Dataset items
[Begin]
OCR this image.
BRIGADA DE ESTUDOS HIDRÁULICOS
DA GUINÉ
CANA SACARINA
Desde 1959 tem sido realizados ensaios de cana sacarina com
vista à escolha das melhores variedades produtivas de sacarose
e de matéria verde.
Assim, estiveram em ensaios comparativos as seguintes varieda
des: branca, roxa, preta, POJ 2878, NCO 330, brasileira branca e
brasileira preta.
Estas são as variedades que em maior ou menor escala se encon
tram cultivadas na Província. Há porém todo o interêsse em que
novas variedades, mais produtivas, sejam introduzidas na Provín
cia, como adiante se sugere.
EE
[End]
# TASK OBJECTIVE
Extract the complete data, matching each line exactly.

# TASK OUTPUT
OCR this image.
BRIGADA DE ESTUDOS HIDRÁULICOS
DA GUINÉ
CANA SACARINA
Desde 1959 tem sido realizados ensaios de cana sacarina com
vista à escolha das melhores variedades produtivas de sacarose
e de matéria verde.
Assim, estiveram em ensaios comparativos as seguintes varieda
des: branca, roxa, preta, POJ 2878, NCO 330, brasileira branca e
brasileira preta.
Estas são as variedades que em maior ou menor escala se encon
tram cultivadas na Província. Há porém todo o interêsse em que
novas variedades, mais produtivas, sejam introduzidas na Provín
cia, como adiante se sugere.
EE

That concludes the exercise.